> [Layout-Annotationsdaten]
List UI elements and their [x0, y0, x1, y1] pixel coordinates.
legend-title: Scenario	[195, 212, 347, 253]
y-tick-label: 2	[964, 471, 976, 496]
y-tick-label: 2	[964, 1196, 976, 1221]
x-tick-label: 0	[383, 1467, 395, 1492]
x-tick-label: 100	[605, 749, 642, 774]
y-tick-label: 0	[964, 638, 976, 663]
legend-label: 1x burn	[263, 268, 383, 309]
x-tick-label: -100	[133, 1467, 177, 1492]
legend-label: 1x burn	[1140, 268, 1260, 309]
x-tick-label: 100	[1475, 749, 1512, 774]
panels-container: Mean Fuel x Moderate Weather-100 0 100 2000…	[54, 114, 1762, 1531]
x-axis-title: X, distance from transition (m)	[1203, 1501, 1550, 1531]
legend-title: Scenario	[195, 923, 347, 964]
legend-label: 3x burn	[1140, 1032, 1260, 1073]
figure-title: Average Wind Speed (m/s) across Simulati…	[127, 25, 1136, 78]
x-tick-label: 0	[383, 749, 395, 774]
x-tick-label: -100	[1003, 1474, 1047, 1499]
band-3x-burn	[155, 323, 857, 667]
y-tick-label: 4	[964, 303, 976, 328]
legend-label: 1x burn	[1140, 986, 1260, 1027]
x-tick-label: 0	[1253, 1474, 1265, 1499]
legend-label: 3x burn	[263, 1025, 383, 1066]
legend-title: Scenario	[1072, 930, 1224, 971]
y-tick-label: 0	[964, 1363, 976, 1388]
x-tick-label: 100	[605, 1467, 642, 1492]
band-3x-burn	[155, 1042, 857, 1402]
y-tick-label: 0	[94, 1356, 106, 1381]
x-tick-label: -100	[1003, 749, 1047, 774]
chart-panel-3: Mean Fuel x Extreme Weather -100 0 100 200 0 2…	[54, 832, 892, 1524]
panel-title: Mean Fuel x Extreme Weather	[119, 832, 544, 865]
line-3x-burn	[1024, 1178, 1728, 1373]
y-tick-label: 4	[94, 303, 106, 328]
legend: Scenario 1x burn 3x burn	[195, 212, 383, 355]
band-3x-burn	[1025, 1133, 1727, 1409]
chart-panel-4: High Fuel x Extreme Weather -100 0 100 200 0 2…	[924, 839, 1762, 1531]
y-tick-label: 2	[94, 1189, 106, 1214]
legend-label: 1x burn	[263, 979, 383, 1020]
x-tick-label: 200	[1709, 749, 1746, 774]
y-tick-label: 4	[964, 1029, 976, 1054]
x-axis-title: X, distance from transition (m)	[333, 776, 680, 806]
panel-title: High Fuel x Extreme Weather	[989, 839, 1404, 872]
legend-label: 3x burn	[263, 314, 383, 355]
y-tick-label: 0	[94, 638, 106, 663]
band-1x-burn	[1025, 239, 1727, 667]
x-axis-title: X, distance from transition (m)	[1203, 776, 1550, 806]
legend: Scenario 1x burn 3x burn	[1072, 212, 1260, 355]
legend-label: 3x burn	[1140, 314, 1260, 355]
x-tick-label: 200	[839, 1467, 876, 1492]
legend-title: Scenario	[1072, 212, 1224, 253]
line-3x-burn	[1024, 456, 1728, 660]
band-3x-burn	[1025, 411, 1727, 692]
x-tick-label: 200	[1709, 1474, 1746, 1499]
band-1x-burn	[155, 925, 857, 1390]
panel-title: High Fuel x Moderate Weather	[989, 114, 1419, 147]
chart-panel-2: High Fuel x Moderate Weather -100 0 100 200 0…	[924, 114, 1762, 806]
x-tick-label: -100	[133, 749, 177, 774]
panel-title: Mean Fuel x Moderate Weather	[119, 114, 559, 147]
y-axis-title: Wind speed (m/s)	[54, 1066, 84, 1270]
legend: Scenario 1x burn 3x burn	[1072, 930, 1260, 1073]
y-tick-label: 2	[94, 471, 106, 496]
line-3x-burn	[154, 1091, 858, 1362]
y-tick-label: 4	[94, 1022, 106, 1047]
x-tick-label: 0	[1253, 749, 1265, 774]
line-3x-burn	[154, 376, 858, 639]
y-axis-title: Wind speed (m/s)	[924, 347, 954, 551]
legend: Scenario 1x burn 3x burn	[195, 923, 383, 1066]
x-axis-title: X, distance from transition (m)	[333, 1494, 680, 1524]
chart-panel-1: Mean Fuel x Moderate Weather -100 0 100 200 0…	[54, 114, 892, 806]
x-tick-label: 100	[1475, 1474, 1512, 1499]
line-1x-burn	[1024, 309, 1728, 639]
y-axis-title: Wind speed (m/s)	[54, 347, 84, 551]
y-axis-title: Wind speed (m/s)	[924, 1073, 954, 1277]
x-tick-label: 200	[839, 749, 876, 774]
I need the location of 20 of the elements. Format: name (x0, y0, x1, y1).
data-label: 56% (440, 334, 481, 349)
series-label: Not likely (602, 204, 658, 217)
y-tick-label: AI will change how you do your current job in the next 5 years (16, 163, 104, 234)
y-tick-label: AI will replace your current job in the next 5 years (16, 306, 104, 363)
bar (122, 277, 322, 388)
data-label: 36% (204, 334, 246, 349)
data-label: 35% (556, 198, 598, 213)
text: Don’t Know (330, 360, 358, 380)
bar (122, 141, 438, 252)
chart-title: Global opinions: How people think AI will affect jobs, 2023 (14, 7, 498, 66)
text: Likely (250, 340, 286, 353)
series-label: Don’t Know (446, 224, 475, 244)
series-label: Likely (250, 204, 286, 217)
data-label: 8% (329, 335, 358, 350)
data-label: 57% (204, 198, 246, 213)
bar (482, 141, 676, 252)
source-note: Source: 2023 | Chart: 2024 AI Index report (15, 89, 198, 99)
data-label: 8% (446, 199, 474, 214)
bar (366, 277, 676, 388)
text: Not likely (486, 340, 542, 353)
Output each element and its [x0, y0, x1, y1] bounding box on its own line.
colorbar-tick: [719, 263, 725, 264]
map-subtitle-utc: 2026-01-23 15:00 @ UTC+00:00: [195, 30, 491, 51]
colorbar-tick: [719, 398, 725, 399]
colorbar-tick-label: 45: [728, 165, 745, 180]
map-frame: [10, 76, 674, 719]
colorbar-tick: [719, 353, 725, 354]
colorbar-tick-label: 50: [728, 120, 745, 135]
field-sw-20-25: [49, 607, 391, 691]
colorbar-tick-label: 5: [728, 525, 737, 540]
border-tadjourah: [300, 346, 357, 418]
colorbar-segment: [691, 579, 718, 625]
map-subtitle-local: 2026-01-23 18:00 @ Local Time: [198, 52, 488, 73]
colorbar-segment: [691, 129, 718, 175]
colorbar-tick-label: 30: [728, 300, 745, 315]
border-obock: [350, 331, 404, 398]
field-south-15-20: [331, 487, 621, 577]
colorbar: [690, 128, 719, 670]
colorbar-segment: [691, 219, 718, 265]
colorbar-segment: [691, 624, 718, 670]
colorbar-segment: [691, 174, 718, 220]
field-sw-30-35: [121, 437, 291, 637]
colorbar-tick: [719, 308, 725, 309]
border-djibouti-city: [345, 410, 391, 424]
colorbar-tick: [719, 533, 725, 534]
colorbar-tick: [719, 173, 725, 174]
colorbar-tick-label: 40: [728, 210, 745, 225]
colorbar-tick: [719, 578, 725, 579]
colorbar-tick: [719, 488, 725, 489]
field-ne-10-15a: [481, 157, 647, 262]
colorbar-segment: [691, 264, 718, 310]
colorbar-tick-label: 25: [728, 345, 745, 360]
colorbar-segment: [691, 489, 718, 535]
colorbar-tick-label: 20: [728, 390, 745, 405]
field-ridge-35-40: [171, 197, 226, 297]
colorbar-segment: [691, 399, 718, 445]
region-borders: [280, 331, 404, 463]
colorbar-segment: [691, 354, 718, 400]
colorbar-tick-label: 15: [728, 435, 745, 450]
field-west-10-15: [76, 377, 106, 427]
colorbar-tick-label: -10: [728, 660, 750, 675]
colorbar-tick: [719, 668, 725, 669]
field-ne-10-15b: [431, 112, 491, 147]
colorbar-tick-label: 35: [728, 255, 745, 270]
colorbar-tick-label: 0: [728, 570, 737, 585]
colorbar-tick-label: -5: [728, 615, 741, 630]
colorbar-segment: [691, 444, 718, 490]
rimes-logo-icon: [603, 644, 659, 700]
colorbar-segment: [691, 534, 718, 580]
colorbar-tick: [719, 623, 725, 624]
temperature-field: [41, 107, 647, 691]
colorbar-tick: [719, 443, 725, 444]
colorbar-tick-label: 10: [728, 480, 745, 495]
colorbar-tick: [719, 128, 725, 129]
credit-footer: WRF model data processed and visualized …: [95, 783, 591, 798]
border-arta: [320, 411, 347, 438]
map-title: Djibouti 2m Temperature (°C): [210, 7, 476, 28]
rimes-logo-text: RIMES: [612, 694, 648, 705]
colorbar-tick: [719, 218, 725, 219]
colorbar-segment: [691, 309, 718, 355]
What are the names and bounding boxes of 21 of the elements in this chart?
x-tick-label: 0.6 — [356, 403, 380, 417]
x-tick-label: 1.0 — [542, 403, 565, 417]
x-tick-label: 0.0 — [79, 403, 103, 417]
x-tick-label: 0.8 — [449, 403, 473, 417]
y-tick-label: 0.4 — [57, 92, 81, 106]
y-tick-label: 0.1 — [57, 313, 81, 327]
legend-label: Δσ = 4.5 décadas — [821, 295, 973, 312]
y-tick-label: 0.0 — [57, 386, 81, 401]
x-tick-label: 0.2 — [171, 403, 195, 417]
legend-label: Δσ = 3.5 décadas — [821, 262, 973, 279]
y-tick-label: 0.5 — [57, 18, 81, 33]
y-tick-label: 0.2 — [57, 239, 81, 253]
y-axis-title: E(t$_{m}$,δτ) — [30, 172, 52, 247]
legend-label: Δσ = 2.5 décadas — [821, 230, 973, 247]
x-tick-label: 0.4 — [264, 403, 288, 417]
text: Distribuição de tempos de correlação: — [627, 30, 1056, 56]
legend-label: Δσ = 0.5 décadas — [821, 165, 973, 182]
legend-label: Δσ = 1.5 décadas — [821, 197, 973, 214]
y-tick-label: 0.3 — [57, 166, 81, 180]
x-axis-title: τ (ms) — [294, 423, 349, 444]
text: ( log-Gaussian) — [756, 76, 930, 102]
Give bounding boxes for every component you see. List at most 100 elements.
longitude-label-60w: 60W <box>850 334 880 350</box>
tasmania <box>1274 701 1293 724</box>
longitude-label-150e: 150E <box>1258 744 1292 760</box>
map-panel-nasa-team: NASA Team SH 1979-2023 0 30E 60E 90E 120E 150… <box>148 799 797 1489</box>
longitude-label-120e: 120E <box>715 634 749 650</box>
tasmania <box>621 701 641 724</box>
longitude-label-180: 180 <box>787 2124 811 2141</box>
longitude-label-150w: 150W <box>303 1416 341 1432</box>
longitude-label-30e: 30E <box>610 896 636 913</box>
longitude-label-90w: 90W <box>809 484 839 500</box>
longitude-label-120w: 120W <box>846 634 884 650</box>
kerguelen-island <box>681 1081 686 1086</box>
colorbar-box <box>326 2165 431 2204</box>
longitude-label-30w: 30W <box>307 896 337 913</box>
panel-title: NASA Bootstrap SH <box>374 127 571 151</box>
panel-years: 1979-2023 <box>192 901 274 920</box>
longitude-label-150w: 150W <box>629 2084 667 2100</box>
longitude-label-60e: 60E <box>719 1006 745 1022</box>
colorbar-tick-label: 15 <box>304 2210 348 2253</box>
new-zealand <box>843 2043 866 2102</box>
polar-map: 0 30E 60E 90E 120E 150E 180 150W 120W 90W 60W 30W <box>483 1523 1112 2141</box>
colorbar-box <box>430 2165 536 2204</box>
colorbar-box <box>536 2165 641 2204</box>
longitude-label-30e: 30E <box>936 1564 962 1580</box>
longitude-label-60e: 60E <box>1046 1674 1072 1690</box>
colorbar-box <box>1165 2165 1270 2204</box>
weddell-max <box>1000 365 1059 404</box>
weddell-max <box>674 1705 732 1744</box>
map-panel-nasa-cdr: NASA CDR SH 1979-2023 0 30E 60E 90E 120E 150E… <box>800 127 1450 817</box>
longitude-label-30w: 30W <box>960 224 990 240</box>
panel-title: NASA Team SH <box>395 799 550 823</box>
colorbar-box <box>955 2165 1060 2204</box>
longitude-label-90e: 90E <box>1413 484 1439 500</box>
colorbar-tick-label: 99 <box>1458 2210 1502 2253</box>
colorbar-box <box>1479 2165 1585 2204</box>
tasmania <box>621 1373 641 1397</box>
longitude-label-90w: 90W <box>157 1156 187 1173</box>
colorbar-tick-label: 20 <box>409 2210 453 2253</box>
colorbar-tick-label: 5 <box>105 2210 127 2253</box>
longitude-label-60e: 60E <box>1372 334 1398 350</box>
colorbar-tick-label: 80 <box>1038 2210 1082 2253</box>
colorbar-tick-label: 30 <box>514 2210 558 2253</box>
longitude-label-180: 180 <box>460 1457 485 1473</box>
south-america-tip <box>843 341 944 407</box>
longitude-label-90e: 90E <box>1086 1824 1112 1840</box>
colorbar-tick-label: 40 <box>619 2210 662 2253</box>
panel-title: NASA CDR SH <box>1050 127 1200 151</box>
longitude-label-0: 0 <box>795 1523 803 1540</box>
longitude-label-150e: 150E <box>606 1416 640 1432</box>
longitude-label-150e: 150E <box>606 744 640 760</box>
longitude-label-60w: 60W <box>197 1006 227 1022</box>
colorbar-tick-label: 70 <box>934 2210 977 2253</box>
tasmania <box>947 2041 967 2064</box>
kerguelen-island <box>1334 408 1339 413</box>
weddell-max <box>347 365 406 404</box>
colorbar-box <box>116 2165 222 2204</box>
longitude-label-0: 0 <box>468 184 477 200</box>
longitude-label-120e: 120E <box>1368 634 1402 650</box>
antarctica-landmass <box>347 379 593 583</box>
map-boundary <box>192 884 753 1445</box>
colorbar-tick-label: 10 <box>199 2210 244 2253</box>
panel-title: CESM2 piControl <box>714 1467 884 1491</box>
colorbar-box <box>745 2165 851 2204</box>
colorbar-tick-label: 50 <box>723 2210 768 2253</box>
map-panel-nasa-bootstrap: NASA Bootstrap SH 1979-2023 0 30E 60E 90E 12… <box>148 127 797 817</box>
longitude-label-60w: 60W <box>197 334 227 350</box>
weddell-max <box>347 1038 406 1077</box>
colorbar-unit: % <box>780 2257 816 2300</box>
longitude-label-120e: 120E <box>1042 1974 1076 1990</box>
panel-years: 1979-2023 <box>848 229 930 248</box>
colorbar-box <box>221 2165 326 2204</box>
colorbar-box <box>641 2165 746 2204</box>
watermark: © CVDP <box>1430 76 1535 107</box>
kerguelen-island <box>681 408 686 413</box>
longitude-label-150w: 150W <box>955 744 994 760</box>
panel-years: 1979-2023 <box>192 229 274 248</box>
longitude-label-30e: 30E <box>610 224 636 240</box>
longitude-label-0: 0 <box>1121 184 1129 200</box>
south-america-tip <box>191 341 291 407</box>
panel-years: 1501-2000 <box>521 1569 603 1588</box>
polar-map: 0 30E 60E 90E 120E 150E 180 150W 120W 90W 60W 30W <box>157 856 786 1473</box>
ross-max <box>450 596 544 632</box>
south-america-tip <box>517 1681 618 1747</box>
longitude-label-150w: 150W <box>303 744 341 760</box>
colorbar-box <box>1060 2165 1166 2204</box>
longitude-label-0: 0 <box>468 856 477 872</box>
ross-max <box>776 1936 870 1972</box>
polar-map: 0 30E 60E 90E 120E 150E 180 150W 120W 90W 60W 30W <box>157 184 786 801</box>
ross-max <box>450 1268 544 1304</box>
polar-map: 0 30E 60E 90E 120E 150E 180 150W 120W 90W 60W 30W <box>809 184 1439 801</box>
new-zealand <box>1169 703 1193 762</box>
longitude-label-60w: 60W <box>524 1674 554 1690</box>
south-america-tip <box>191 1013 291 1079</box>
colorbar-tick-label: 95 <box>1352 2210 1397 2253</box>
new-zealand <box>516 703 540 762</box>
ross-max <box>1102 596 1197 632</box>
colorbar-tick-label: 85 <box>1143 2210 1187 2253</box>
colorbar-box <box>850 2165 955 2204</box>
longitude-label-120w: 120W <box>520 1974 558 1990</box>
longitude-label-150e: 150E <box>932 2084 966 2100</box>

> [AUFGABENSTELLUNG]
Ersetzen Sie „Scenario“ durch „Case“ und geben Sie die Zeilen ansonsten unverändert wieder. Beginnen Sie bei der ersten Zeile und hören Sie nach der Zeile auf, die „1467, 395, 1492]“ enthält.

> [ERGEBNIS]
List UI elements and their [x0, y0, x1, y1] pixel coordinates.
legend-title: Case	[195, 212, 347, 253]
y-tick-label: 2	[964, 471, 976, 496]
y-tick-label: 2	[964, 1196, 976, 1221]
x-tick-label: 0	[383, 1467, 395, 1492]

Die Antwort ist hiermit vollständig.